DATASET EXTRACT
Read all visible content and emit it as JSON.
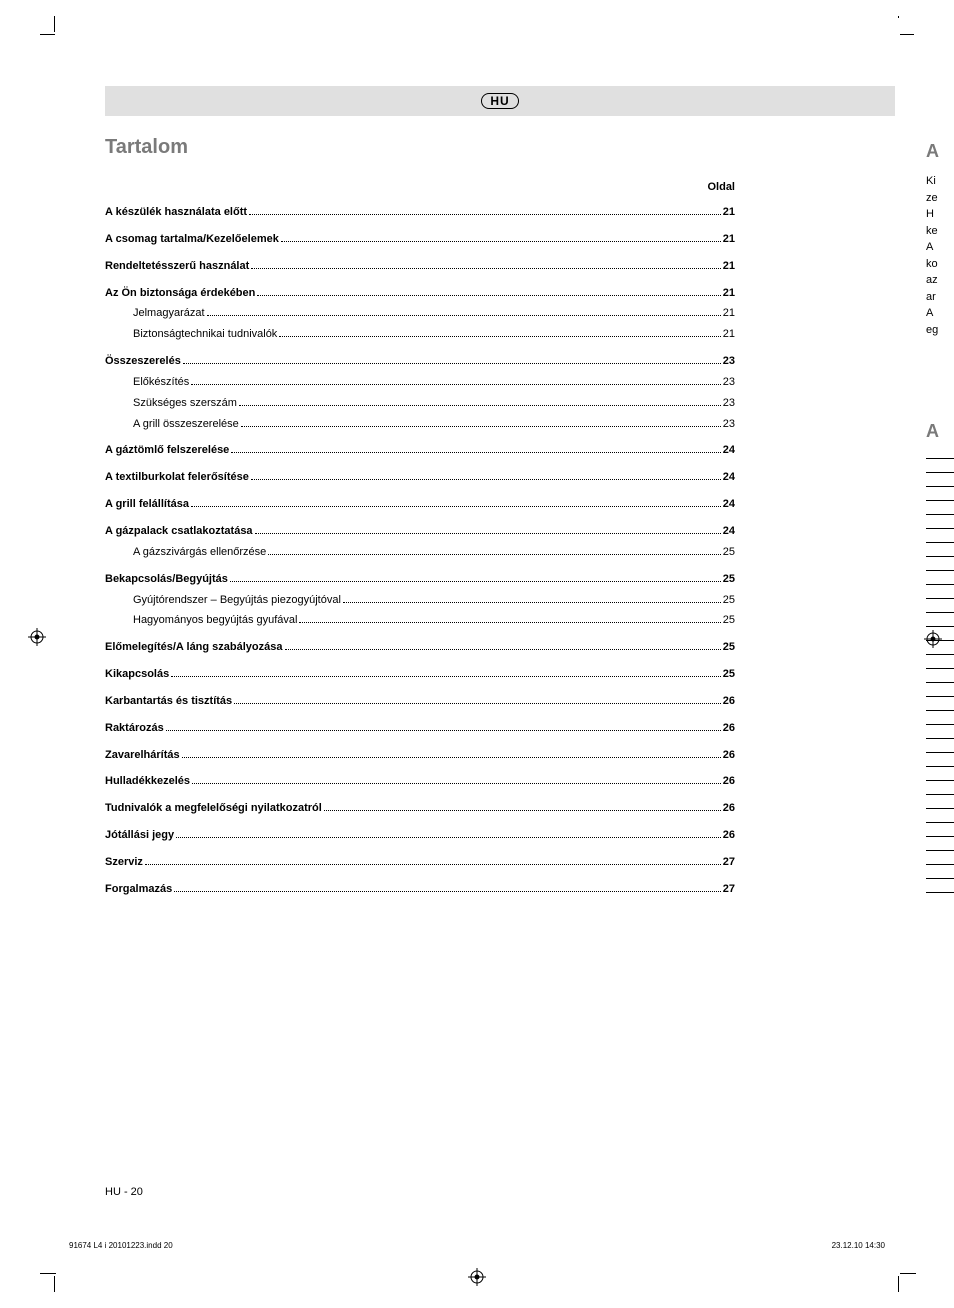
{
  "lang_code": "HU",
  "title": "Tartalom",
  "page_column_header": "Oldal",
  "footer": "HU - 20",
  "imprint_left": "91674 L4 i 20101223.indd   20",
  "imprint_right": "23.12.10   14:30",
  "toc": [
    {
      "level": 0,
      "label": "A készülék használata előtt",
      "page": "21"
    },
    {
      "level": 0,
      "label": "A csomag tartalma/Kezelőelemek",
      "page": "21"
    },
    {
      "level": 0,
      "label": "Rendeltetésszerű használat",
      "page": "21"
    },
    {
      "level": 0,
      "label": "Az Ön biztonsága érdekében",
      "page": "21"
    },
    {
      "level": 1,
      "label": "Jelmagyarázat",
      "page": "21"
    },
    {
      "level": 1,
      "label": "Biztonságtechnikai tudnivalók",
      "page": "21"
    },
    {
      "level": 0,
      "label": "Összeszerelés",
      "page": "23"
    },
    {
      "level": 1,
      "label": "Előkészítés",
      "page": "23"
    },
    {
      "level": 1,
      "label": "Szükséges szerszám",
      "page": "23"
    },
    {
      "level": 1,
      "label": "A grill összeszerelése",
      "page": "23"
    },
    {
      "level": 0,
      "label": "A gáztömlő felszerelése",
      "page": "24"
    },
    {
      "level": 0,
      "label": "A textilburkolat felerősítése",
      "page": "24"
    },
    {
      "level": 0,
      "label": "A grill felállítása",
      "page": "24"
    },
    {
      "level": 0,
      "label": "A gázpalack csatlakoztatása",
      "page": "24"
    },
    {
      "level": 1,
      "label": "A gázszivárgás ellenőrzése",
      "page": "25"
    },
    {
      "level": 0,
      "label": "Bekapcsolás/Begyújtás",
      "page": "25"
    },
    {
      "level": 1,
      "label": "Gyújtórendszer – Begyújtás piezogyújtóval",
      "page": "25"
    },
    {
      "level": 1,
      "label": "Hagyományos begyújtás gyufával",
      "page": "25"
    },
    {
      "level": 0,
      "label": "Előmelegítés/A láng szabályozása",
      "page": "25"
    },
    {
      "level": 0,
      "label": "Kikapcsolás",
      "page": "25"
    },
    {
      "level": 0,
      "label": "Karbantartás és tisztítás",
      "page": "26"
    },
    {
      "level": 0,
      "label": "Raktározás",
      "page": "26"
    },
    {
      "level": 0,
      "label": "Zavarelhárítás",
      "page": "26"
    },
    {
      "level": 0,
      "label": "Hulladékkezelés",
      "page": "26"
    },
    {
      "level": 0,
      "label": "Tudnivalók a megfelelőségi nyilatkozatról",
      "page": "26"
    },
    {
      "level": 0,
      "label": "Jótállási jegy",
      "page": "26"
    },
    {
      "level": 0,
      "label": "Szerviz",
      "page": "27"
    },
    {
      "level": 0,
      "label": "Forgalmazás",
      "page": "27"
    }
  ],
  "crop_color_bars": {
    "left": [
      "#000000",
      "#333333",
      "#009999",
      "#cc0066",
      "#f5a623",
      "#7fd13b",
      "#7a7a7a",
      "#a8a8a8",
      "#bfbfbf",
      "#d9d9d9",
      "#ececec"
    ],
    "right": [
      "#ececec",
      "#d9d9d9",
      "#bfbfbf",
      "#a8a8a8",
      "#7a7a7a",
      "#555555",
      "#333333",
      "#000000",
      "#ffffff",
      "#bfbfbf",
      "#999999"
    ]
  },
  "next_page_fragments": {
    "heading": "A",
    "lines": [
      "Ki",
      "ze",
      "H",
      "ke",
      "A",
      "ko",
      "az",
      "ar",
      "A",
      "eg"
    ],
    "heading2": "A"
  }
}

* * *

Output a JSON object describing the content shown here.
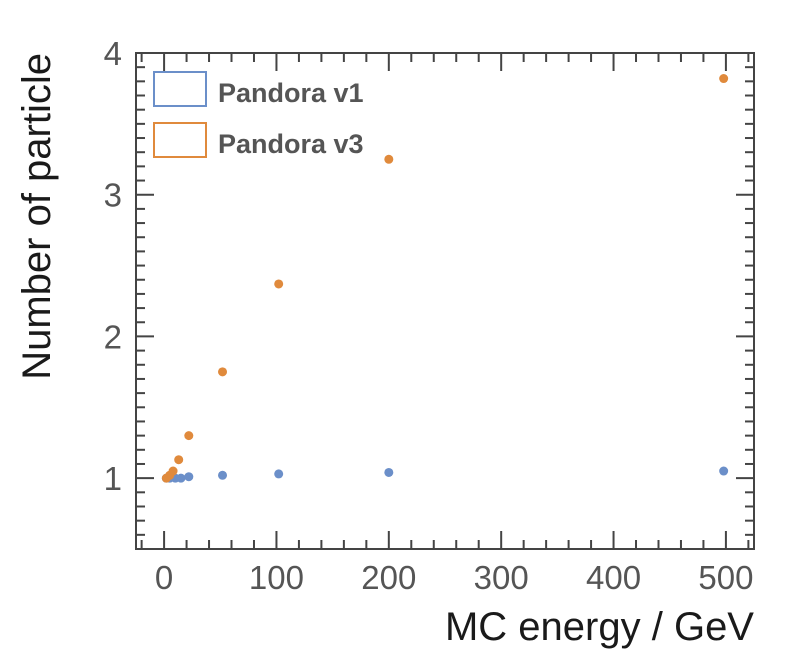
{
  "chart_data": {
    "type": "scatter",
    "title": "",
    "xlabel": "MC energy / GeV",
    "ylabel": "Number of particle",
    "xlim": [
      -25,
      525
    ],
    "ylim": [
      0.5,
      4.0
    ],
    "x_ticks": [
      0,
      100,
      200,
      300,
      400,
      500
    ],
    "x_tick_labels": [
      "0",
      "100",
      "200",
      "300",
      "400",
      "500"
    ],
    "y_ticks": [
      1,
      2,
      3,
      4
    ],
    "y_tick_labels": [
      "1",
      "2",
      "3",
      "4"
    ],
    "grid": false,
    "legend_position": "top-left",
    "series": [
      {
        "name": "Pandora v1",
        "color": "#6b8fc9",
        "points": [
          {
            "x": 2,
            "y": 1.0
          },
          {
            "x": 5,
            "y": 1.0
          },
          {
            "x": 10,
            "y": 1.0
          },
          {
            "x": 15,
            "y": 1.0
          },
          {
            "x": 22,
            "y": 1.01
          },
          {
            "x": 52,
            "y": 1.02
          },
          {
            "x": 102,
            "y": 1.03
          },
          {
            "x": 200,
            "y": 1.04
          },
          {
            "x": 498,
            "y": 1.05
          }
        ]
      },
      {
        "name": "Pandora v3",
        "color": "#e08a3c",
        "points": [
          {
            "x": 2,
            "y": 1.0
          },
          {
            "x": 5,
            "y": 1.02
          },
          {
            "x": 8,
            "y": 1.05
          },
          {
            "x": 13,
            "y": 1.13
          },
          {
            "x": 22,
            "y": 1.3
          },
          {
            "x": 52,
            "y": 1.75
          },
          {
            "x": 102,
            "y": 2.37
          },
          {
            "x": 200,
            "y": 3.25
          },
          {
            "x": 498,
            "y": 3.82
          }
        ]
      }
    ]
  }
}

TASK INSTRUCTIONS
Only lines holding the string "JSON" are wanted; gather each one from the entries above.

TASK ANSWER
Read all visible content and emit it as JSON.
Output a JSON object describing the content shown here.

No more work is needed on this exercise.